-- START INFORMATION SHOWN --

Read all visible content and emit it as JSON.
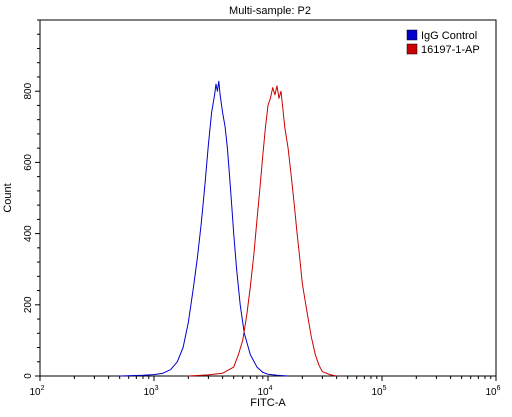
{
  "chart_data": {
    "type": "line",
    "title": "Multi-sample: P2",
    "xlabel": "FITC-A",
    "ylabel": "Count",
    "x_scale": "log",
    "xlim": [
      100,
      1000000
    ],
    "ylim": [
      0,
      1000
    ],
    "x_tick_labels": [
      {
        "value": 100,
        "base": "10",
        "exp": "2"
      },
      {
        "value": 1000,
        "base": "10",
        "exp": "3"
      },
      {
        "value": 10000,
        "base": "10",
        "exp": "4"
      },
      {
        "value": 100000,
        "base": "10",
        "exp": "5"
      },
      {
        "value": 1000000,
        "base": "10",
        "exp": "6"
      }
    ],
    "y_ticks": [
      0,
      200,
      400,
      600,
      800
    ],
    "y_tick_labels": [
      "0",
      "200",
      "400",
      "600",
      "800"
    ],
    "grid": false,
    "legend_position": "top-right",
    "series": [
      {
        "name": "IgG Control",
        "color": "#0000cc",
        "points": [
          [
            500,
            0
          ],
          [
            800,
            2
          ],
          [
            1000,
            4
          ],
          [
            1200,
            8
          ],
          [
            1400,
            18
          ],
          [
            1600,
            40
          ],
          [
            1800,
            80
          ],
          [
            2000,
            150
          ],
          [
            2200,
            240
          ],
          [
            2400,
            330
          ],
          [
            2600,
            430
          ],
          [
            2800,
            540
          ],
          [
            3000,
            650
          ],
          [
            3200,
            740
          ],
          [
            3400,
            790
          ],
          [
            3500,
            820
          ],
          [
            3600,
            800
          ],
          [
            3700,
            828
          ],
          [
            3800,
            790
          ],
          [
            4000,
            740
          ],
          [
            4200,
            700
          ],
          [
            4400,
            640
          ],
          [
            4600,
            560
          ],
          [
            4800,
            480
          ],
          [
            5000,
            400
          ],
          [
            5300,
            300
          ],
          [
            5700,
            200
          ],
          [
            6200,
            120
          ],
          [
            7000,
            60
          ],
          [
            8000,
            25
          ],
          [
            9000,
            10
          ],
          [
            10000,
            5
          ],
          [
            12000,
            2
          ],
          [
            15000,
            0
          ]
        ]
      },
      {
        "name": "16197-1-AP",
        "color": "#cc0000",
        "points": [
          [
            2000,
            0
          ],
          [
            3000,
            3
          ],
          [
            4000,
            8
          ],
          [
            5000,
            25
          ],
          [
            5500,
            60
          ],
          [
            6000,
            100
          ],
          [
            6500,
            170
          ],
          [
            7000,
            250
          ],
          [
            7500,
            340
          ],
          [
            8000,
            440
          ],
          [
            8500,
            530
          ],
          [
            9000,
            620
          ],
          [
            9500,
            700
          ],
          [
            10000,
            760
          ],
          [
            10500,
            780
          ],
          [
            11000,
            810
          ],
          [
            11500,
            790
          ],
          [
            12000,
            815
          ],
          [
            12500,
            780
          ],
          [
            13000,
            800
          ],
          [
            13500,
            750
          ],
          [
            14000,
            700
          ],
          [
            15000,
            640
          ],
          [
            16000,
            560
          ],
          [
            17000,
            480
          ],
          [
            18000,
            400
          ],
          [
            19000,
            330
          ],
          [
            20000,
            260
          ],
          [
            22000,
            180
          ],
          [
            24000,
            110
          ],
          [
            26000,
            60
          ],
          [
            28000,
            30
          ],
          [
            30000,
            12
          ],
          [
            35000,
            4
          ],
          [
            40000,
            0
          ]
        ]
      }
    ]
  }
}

-- END INFORMATION SHOWN --

YOUR OBJECTIVE: Repeat the preceding records precisely, and leave every picture out of the copy.

THE REPLY:
Read all visible content and emit it as JSON.
{
  "chart_data": {
    "type": "line",
    "title": "Multi-sample: P2",
    "xlabel": "FITC-A",
    "ylabel": "Count",
    "x_scale": "log",
    "xlim": [
      100,
      1000000
    ],
    "ylim": [
      0,
      1000
    ],
    "x_tick_labels": [
      {
        "value": 100,
        "base": "10",
        "exp": "2"
      },
      {
        "value": 1000,
        "base": "10",
        "exp": "3"
      },
      {
        "value": 10000,
        "base": "10",
        "exp": "4"
      },
      {
        "value": 100000,
        "base": "10",
        "exp": "5"
      },
      {
        "value": 1000000,
        "base": "10",
        "exp": "6"
      }
    ],
    "y_ticks": [
      0,
      200,
      400,
      600,
      800
    ],
    "y_tick_labels": [
      "0",
      "200",
      "400",
      "600",
      "800"
    ],
    "grid": false,
    "legend_position": "top-right",
    "series": [
      {
        "name": "IgG Control",
        "color": "#0000cc",
        "points": [
          [
            500,
            0
          ],
          [
            800,
            2
          ],
          [
            1000,
            4
          ],
          [
            1200,
            8
          ],
          [
            1400,
            18
          ],
          [
            1600,
            40
          ],
          [
            1800,
            80
          ],
          [
            2000,
            150
          ],
          [
            2200,
            240
          ],
          [
            2400,
            330
          ],
          [
            2600,
            430
          ],
          [
            2800,
            540
          ],
          [
            3000,
            650
          ],
          [
            3200,
            740
          ],
          [
            3400,
            790
          ],
          [
            3500,
            820
          ],
          [
            3600,
            800
          ],
          [
            3700,
            828
          ],
          [
            3800,
            790
          ],
          [
            4000,
            740
          ],
          [
            4200,
            700
          ],
          [
            4400,
            640
          ],
          [
            4600,
            560
          ],
          [
            4800,
            480
          ],
          [
            5000,
            400
          ],
          [
            5300,
            300
          ],
          [
            5700,
            200
          ],
          [
            6200,
            120
          ],
          [
            7000,
            60
          ],
          [
            8000,
            25
          ],
          [
            9000,
            10
          ],
          [
            10000,
            5
          ],
          [
            12000,
            2
          ],
          [
            15000,
            0
          ]
        ]
      },
      {
        "name": "16197-1-AP",
        "color": "#cc0000",
        "points": [
          [
            2000,
            0
          ],
          [
            3000,
            3
          ],
          [
            4000,
            8
          ],
          [
            5000,
            25
          ],
          [
            5500,
            60
          ],
          [
            6000,
            100
          ],
          [
            6500,
            170
          ],
          [
            7000,
            250
          ],
          [
            7500,
            340
          ],
          [
            8000,
            440
          ],
          [
            8500,
            530
          ],
          [
            9000,
            620
          ],
          [
            9500,
            700
          ],
          [
            10000,
            760
          ],
          [
            10500,
            780
          ],
          [
            11000,
            810
          ],
          [
            11500,
            790
          ],
          [
            12000,
            815
          ],
          [
            12500,
            780
          ],
          [
            13000,
            800
          ],
          [
            13500,
            750
          ],
          [
            14000,
            700
          ],
          [
            15000,
            640
          ],
          [
            16000,
            560
          ],
          [
            17000,
            480
          ],
          [
            18000,
            400
          ],
          [
            19000,
            330
          ],
          [
            20000,
            260
          ],
          [
            22000,
            180
          ],
          [
            24000,
            110
          ],
          [
            26000,
            60
          ],
          [
            28000,
            30
          ],
          [
            30000,
            12
          ],
          [
            35000,
            4
          ],
          [
            40000,
            0
          ]
        ]
      }
    ]
  }
}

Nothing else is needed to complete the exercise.